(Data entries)
┄┄┄┄┄┄

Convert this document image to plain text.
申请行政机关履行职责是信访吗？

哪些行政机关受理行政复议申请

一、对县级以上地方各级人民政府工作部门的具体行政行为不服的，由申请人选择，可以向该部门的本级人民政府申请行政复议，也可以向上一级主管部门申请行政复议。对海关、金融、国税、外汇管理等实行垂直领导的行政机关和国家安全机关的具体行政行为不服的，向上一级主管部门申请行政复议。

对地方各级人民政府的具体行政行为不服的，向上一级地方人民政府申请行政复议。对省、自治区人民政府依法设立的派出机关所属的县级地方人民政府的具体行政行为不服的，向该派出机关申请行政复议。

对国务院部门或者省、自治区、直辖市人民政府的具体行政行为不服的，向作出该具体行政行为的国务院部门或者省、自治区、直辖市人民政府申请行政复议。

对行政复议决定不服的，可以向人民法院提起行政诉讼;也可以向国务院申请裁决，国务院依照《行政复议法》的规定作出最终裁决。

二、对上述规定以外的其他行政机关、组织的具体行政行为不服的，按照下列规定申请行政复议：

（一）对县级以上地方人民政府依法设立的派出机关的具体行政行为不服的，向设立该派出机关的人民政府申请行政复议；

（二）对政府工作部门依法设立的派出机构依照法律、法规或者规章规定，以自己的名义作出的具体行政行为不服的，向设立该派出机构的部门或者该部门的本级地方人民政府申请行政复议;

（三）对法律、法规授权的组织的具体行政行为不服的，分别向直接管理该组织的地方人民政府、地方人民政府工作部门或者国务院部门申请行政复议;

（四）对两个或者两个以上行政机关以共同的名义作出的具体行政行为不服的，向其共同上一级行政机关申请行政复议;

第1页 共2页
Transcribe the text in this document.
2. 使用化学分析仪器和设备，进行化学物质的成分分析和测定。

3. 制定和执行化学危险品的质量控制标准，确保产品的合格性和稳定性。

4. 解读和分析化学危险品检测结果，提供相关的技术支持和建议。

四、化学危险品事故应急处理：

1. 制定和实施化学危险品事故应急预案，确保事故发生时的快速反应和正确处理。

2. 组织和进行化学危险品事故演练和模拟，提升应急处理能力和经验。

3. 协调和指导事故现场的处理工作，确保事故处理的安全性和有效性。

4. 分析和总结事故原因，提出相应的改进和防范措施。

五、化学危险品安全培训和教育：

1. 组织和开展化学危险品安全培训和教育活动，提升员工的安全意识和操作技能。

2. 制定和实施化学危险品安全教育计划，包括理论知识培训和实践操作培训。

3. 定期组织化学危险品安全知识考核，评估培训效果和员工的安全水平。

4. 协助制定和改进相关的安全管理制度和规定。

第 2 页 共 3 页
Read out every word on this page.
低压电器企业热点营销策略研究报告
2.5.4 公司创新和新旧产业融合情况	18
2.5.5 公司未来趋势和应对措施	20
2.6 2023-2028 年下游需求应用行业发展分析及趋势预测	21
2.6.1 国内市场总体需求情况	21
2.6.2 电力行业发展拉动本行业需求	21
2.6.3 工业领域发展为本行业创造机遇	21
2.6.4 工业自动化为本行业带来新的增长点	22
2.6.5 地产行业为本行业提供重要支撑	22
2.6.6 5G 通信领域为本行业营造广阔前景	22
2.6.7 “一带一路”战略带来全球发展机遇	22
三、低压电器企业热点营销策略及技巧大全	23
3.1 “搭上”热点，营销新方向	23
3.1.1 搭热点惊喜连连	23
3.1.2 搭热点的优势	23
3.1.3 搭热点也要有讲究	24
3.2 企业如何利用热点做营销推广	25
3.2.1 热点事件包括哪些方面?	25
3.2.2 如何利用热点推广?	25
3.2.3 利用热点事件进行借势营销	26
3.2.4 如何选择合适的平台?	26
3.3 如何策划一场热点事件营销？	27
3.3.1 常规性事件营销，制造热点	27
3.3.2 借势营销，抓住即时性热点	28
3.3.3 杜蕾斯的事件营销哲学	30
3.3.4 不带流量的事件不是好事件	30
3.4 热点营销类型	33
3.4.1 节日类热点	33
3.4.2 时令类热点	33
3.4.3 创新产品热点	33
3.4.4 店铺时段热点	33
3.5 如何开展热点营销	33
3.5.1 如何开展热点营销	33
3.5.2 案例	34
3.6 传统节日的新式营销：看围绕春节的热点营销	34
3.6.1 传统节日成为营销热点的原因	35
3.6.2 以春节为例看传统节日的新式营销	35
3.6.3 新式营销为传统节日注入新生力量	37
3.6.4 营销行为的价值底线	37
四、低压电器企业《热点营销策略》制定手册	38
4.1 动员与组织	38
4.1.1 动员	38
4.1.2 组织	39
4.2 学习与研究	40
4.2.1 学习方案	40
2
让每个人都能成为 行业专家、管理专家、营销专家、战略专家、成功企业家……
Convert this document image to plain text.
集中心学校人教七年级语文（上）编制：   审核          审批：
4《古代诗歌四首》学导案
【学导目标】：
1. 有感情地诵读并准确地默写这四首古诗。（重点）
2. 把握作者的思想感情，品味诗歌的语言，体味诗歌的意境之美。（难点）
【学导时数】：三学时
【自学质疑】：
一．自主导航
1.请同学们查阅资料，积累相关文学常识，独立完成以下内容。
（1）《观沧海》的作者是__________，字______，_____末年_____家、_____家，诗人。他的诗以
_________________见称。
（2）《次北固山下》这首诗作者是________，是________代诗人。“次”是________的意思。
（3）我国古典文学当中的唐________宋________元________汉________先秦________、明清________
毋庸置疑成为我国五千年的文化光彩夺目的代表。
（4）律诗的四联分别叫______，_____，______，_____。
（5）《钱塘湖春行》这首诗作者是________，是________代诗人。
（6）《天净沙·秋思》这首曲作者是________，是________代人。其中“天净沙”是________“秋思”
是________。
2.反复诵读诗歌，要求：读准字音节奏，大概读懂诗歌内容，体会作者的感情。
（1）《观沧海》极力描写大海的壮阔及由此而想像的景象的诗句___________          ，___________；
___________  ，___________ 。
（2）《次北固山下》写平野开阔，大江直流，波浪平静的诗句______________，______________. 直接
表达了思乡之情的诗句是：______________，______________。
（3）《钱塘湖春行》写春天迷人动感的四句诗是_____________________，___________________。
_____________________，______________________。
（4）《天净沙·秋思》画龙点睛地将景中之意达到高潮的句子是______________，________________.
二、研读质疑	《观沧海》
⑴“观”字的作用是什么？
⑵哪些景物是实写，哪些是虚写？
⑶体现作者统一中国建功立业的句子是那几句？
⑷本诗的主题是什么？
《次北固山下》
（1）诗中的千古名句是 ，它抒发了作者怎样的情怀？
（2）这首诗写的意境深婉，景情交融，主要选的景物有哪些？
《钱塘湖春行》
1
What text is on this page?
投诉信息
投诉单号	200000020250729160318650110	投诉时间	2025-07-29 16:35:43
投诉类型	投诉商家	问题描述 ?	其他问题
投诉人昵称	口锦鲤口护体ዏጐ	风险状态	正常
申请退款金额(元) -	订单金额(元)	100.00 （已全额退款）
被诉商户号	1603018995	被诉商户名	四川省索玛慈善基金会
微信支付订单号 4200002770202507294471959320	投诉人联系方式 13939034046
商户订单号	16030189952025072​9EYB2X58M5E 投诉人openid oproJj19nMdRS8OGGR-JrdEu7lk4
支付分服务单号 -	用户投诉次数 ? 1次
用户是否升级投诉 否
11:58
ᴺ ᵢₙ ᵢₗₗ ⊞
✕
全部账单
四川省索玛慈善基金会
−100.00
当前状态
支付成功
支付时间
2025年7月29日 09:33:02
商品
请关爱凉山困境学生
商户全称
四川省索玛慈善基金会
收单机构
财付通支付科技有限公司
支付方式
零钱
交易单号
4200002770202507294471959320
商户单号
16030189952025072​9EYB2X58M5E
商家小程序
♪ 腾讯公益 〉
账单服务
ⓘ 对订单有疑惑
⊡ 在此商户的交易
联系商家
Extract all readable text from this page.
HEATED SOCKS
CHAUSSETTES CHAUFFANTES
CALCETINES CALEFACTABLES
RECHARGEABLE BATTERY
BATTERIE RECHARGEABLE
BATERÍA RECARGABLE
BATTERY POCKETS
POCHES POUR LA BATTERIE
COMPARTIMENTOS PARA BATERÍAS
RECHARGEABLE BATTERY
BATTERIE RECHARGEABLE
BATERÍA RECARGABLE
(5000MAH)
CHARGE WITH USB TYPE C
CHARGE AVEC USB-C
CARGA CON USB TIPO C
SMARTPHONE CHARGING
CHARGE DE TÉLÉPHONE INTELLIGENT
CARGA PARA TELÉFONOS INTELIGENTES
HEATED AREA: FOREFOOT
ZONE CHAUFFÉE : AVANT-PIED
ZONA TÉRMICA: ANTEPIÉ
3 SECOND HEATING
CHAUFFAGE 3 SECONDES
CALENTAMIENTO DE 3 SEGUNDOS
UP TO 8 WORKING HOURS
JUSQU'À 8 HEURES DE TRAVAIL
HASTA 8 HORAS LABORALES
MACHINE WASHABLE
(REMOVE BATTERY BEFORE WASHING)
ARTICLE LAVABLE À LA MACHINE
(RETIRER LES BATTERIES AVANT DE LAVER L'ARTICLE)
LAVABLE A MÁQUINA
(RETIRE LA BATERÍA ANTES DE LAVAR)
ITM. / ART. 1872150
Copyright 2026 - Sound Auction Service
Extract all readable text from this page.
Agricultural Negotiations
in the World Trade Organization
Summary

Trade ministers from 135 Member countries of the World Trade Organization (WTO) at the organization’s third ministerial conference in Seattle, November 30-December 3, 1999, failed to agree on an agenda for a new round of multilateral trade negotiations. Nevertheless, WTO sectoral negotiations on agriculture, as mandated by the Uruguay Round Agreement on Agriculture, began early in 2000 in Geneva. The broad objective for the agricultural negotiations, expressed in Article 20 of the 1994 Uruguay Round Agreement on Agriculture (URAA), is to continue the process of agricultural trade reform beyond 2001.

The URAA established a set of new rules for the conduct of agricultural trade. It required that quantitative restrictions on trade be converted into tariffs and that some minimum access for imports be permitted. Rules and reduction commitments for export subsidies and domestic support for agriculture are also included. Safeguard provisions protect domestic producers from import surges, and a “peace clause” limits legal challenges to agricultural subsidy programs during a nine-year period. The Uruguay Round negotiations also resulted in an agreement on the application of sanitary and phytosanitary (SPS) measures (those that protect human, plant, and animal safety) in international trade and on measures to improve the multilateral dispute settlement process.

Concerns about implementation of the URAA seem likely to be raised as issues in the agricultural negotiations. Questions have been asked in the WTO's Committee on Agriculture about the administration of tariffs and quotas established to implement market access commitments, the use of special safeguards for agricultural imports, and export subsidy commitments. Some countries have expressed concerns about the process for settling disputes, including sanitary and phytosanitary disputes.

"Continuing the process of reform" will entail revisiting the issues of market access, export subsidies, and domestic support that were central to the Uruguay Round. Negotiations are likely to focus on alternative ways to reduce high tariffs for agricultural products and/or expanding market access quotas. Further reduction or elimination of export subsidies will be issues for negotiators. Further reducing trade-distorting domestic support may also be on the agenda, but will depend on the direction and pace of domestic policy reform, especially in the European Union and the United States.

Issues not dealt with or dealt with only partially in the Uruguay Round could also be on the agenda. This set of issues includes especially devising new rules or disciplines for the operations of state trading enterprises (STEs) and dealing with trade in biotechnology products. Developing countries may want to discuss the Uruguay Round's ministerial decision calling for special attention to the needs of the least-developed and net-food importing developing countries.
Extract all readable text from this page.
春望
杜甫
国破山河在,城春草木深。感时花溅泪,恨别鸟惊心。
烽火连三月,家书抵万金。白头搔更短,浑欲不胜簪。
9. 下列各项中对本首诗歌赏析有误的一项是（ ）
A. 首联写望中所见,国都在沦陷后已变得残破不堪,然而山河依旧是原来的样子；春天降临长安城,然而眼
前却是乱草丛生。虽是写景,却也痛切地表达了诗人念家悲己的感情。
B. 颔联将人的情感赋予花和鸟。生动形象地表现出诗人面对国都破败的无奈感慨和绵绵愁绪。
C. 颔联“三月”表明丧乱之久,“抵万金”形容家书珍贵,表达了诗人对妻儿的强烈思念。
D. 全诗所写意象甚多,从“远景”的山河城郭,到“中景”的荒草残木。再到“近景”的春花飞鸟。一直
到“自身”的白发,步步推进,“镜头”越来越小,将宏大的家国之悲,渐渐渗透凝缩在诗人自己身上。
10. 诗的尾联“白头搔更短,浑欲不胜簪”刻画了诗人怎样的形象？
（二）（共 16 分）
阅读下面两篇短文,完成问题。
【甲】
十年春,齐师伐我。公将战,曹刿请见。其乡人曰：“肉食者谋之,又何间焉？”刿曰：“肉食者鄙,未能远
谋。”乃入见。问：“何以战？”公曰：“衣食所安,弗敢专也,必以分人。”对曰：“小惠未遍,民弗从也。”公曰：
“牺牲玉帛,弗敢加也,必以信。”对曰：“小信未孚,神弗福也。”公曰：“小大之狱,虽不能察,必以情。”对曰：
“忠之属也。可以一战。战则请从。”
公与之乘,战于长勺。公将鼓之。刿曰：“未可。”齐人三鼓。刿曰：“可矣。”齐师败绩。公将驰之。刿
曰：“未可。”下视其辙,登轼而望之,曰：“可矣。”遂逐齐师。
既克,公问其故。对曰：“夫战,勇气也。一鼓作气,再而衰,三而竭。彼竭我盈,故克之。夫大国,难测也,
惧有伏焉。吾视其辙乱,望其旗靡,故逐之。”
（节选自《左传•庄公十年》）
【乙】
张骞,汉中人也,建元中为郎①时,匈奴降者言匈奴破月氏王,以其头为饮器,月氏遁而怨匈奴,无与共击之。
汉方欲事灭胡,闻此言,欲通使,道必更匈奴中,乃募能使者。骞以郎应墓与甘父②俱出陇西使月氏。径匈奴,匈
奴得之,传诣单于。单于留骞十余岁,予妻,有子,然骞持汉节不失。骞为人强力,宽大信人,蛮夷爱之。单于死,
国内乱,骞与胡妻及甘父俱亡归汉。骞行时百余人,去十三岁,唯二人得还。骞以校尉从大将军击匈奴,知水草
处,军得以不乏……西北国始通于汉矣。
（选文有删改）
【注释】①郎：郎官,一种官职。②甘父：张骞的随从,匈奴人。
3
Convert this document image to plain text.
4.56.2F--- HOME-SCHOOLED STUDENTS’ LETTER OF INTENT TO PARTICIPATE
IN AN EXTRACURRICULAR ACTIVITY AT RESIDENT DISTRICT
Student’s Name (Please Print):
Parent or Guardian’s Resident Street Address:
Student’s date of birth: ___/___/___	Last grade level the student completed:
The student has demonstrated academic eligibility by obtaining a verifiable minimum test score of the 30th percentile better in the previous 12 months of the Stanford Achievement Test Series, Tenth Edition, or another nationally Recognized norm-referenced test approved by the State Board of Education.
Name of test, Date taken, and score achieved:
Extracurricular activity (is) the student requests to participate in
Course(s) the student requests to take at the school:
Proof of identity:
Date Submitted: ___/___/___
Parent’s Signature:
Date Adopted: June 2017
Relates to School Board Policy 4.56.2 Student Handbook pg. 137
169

┄┄┄┄┄┄

Copy out every line where the word "PARA" occurs.

COMPARTIMENTOS PARA BATERÍAS
CARGA PARA TELÉFONOS INTELIGENTES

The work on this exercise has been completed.